Task details = Gather all lines in the records below that include the word "title".
_ _ _ _
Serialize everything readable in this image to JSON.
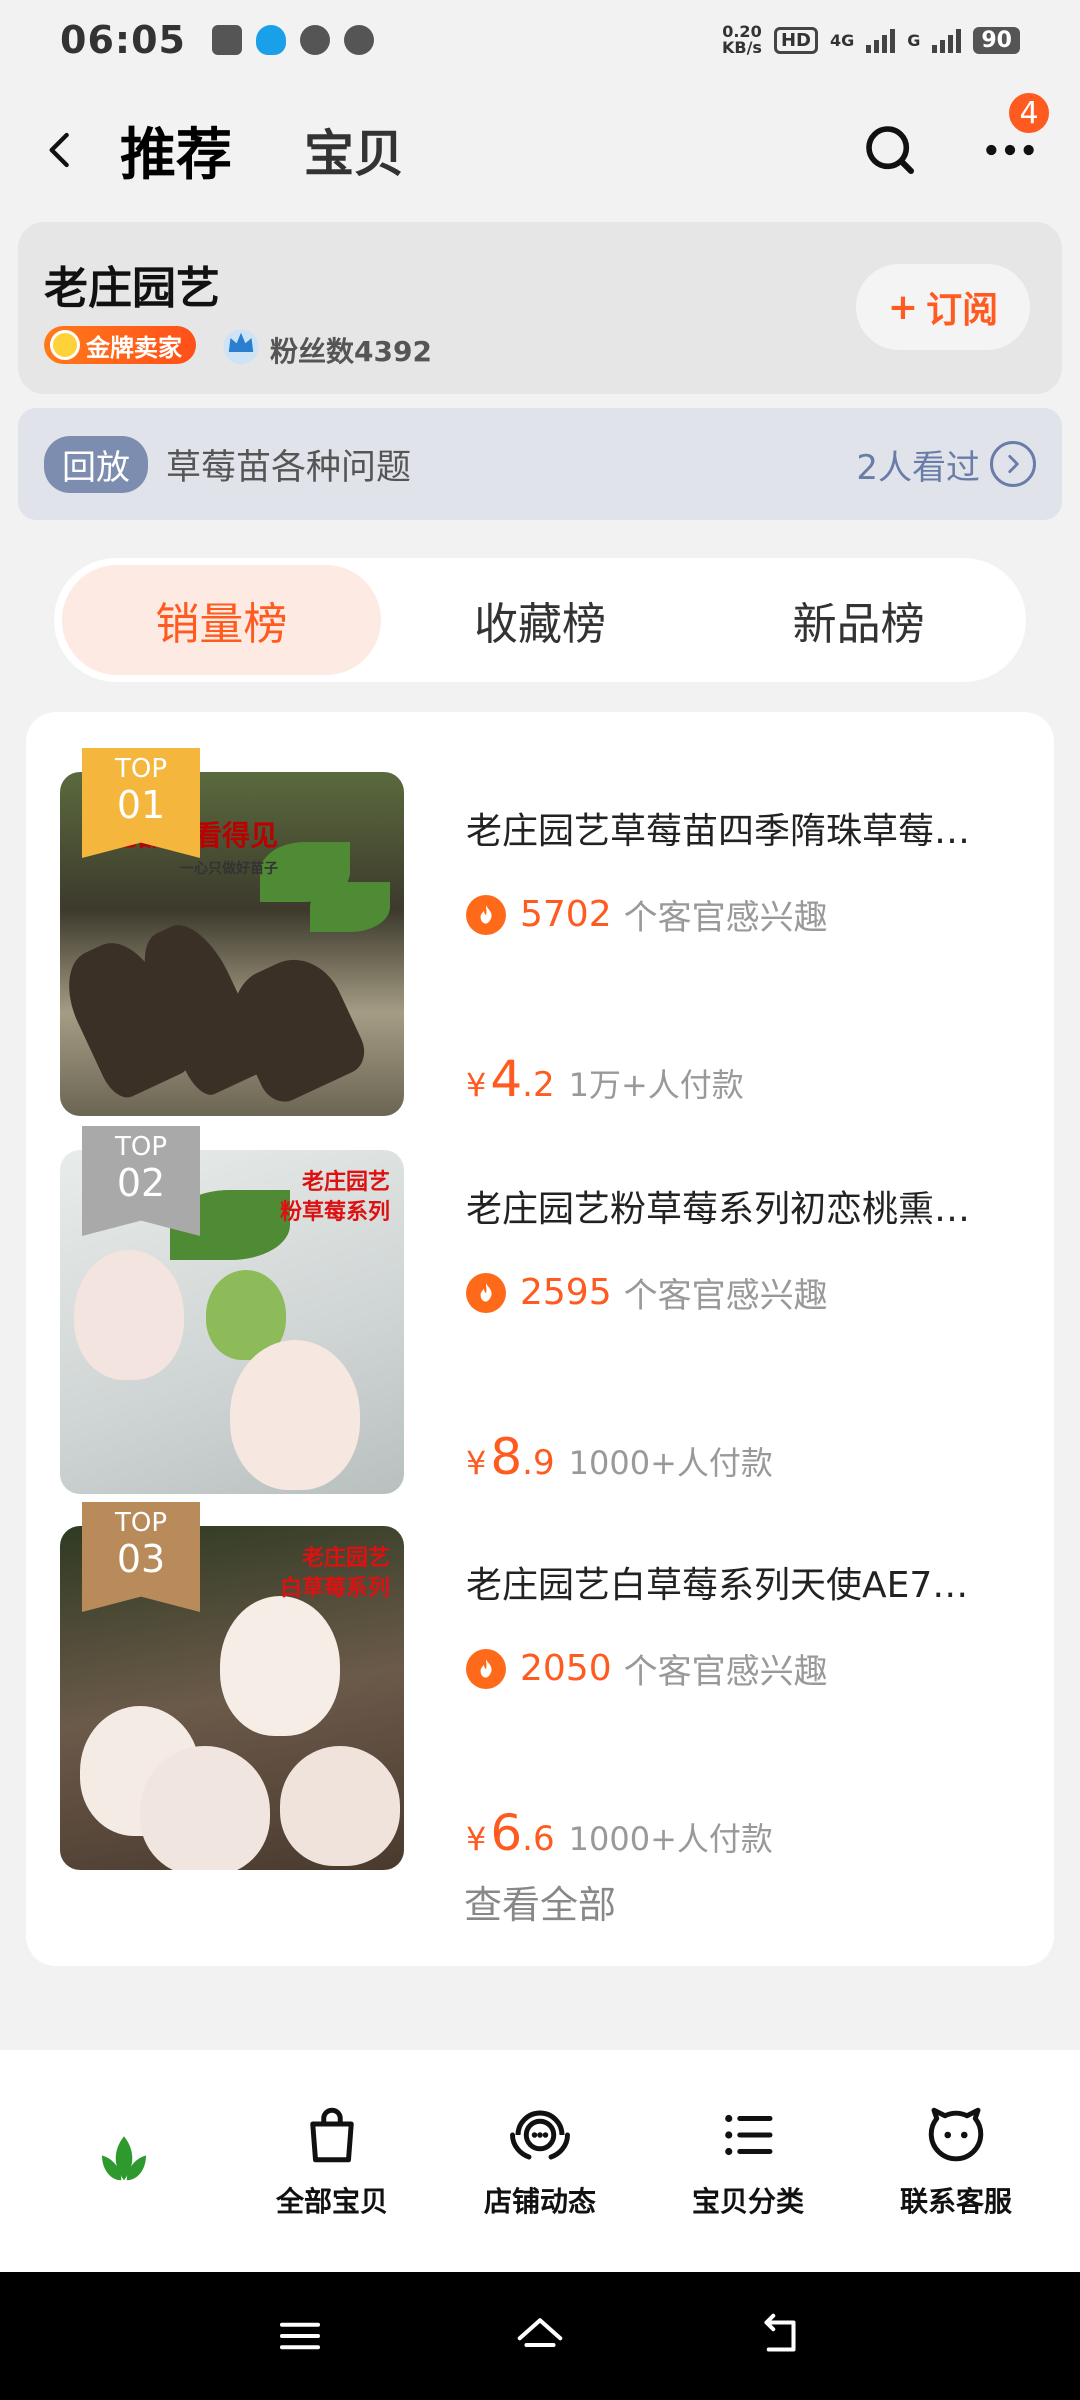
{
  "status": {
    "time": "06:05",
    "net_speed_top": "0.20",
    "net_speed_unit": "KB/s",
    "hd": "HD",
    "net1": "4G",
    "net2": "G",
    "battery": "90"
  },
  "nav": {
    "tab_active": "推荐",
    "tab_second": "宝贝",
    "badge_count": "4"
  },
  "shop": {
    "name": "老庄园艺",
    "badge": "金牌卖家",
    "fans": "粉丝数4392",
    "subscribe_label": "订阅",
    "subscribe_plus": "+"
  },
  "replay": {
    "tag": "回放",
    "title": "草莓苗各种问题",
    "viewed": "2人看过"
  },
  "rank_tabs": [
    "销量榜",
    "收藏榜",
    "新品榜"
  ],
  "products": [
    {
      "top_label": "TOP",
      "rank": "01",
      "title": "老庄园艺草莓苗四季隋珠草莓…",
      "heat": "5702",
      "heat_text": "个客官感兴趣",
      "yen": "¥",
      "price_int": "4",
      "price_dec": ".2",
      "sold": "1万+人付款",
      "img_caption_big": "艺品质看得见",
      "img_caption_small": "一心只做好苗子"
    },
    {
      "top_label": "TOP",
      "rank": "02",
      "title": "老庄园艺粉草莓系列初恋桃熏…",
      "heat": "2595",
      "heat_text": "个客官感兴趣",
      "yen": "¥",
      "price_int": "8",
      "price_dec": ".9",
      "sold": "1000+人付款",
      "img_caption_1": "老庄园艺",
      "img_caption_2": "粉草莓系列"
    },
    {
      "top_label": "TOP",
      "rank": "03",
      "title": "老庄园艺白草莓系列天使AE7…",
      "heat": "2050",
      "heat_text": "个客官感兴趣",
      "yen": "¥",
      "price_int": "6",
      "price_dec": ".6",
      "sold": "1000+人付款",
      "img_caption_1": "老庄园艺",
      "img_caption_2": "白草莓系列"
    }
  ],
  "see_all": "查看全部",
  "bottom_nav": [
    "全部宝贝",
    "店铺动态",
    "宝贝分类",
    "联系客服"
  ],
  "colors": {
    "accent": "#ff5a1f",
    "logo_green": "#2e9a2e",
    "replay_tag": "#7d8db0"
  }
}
_ _ _ _
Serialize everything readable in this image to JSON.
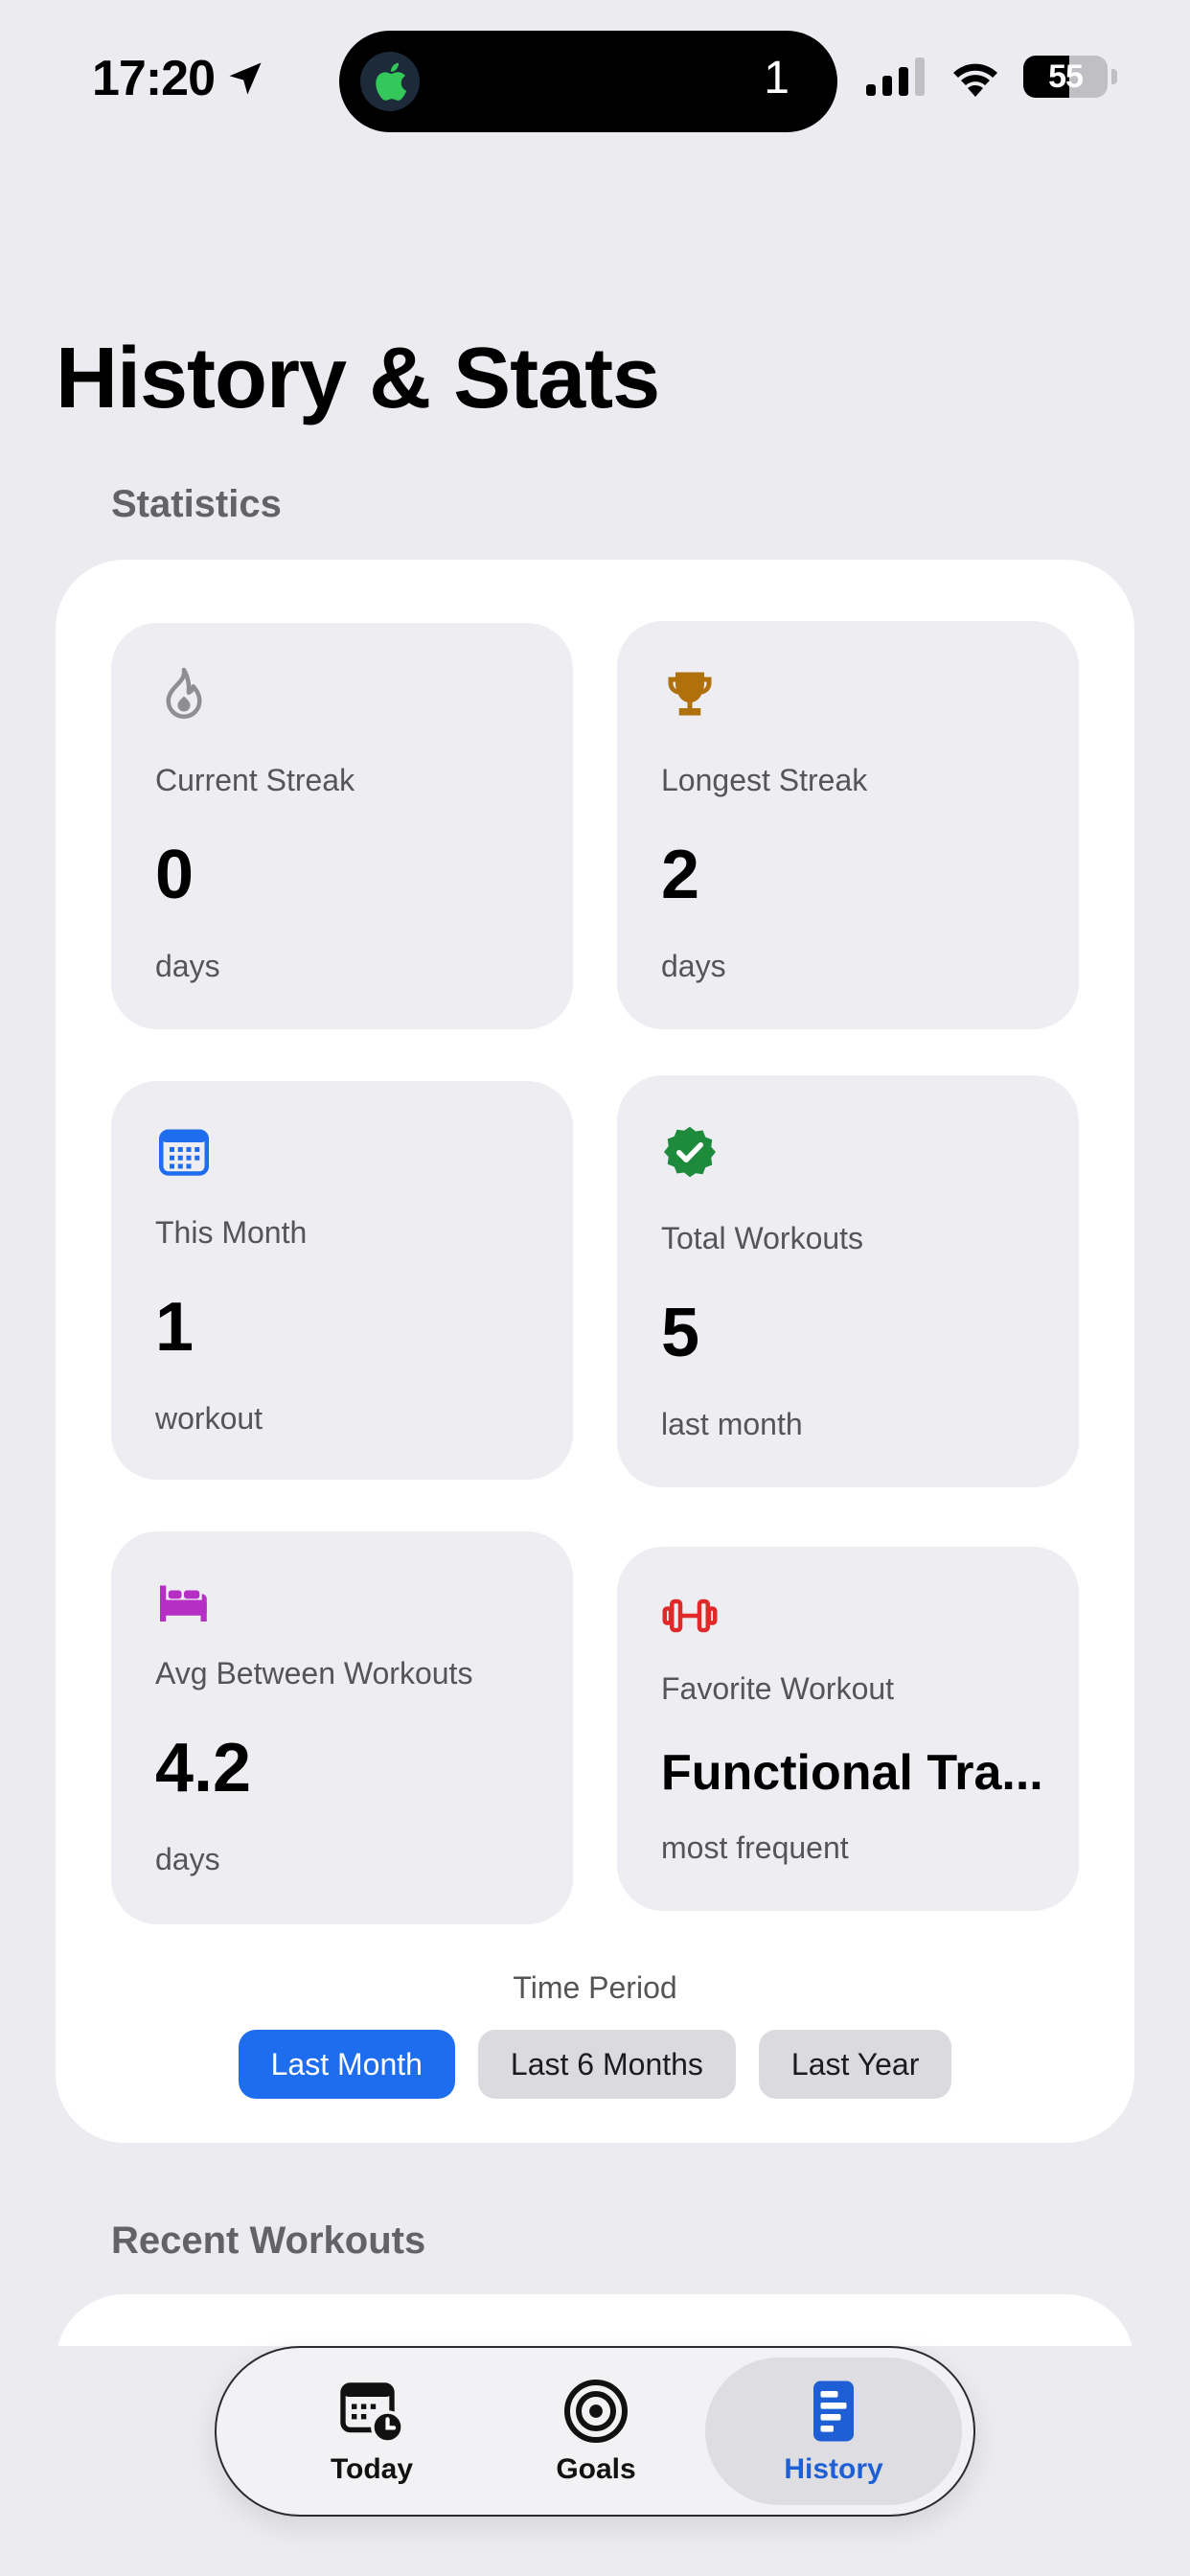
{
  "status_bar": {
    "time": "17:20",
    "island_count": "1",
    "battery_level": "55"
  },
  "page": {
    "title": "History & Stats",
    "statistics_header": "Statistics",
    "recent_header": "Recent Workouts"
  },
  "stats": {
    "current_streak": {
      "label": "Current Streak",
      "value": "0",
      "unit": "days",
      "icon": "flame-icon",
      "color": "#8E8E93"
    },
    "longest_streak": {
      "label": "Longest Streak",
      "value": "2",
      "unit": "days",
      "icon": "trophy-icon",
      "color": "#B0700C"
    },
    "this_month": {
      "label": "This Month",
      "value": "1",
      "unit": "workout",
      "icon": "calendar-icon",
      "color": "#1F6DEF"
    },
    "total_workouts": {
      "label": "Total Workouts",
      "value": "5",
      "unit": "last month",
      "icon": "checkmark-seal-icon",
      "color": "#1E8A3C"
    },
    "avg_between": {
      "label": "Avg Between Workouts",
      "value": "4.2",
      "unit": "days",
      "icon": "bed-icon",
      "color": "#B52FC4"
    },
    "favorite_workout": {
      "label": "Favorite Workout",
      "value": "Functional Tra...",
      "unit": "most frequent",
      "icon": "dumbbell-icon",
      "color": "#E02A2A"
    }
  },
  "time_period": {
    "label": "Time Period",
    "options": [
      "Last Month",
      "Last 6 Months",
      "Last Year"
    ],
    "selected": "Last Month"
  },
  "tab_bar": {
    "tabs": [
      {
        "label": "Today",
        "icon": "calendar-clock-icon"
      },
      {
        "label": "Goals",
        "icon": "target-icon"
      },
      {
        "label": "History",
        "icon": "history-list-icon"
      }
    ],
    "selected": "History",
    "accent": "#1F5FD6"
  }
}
_ _ _ _
Result for this task =
    "title": "草莓苗各种问题",
      "title": "老庄园艺草莓苗四季隋珠草莓…",
      "title": "老庄园艺粉草莓系列初恋桃熏…",
      "title": "老庄园艺白草莓系列天使AE7…",
    "title": "History & Stats",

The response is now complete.